** START OF The data **

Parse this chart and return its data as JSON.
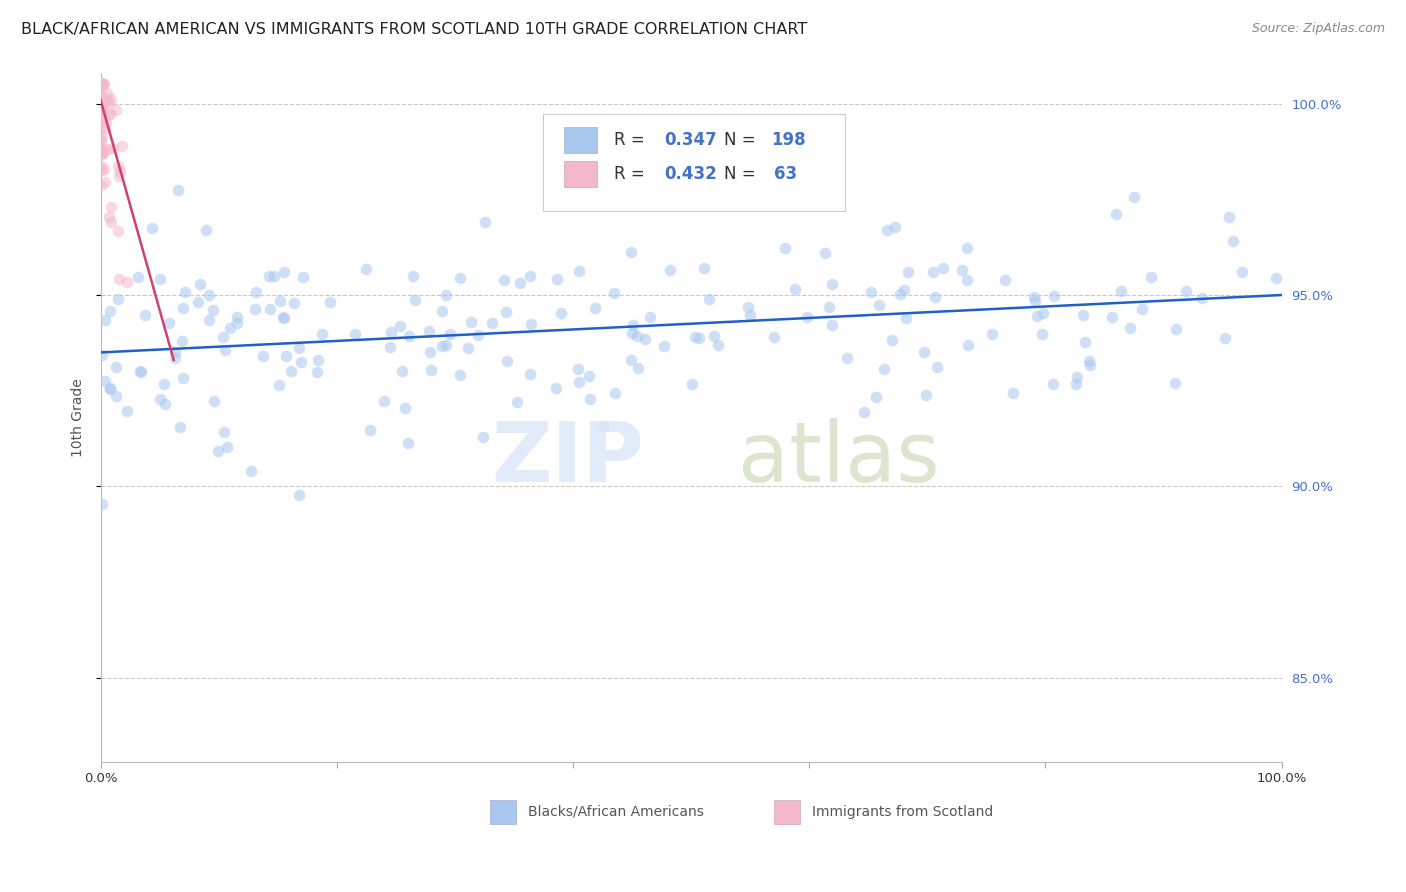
{
  "title": "BLACK/AFRICAN AMERICAN VS IMMIGRANTS FROM SCOTLAND 10TH GRADE CORRELATION CHART",
  "source": "Source: ZipAtlas.com",
  "ylabel": "10th Grade",
  "legend_label1": "Blacks/African Americans",
  "legend_label2": "Immigrants from Scotland",
  "xlim": [
    0.0,
    1.0
  ],
  "ylim": [
    0.828,
    1.008
  ],
  "yticks": [
    0.85,
    0.9,
    0.95,
    1.0
  ],
  "ytick_labels": [
    "85.0%",
    "90.0%",
    "95.0%",
    "100.0%"
  ],
  "xtick_labels": [
    "0.0%",
    "",
    "",
    "",
    "",
    "100.0%"
  ],
  "blue_color": "#a8c8f0",
  "pink_color": "#f4b8cc",
  "blue_line_color": "#2060c8",
  "pink_line_color": "#d04070",
  "title_color": "#222222",
  "source_color": "#888888",
  "right_label_color": "#4472c4",
  "grid_color": "#c8c8c8",
  "background_color": "#ffffff",
  "blue_line_y0": 0.935,
  "blue_line_y1": 0.95,
  "pink_line_x0": 0.0,
  "pink_line_x1": 0.062,
  "pink_line_y0": 1.001,
  "pink_line_y1": 0.933,
  "marker_size": 70,
  "marker_alpha": 0.55,
  "title_fontsize": 11.5,
  "axis_fontsize": 10,
  "tick_fontsize": 9.5,
  "legend_fontsize": 12
}
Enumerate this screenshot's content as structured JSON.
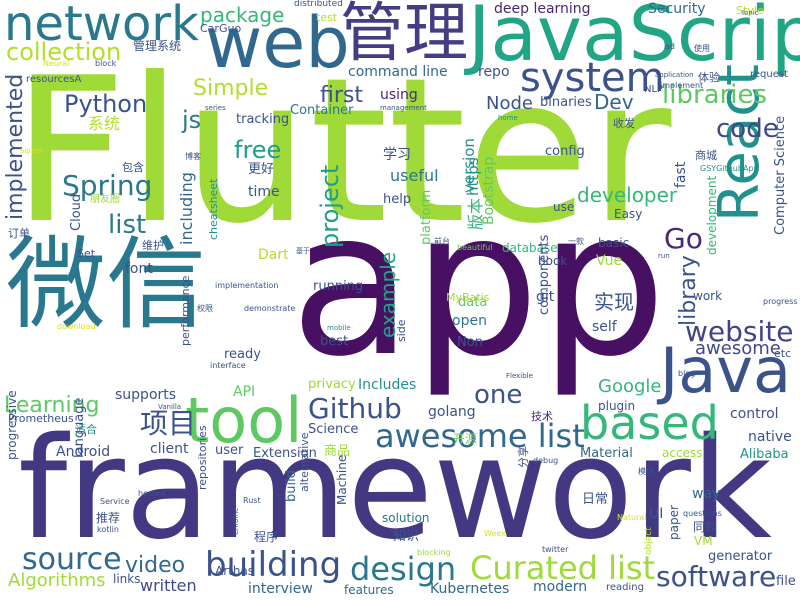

** END OF The data **

**Stated goal**
Repeat each record exactly, with the pictures left out.

**Answer in full**
Parse this chart and return its data as JSON.
{
  "title": "BLACK/AFRICAN AMERICAN VS IMMIGRANTS FROM SCOTLAND 10TH GRADE CORRELATION CHART",
  "source": "Source: ZipAtlas.com",
  "ylabel": "10th Grade",
  "legend_label1": "Blacks/African Americans",
  "legend_label2": "Immigrants from Scotland",
  "xlim": [
    0.0,
    1.0
  ],
  "ylim": [
    0.828,
    1.008
  ],
  "yticks": [
    0.85,
    0.9,
    0.95,
    1.0
  ],
  "ytick_labels": [
    "85.0%",
    "90.0%",
    "95.0%",
    "100.0%"
  ],
  "xtick_labels": [
    "0.0%",
    "",
    "",
    "",
    "",
    "100.0%"
  ],
  "blue_color": "#a8c8f0",
  "pink_color": "#f4b8cc",
  "blue_line_color": "#2060c8",
  "pink_line_color": "#d04070",
  "title_color": "#222222",
  "source_color": "#888888",
  "right_label_color": "#4472c4",
  "grid_color": "#c8c8c8",
  "background_color": "#ffffff",
  "blue_line_y0": 0.935,
  "blue_line_y1": 0.95,
  "pink_line_x0": 0.0,
  "pink_line_x1": 0.062,
  "pink_line_y0": 1.001,
  "pink_line_y1": 0.933,
  "marker_size": 70,
  "marker_alpha": 0.55,
  "title_fontsize": 11.5,
  "axis_fontsize": 10,
  "tick_fontsize": 9.5,
  "legend_fontsize": 12
}
Enumerate this screenshot's content as structured JSON.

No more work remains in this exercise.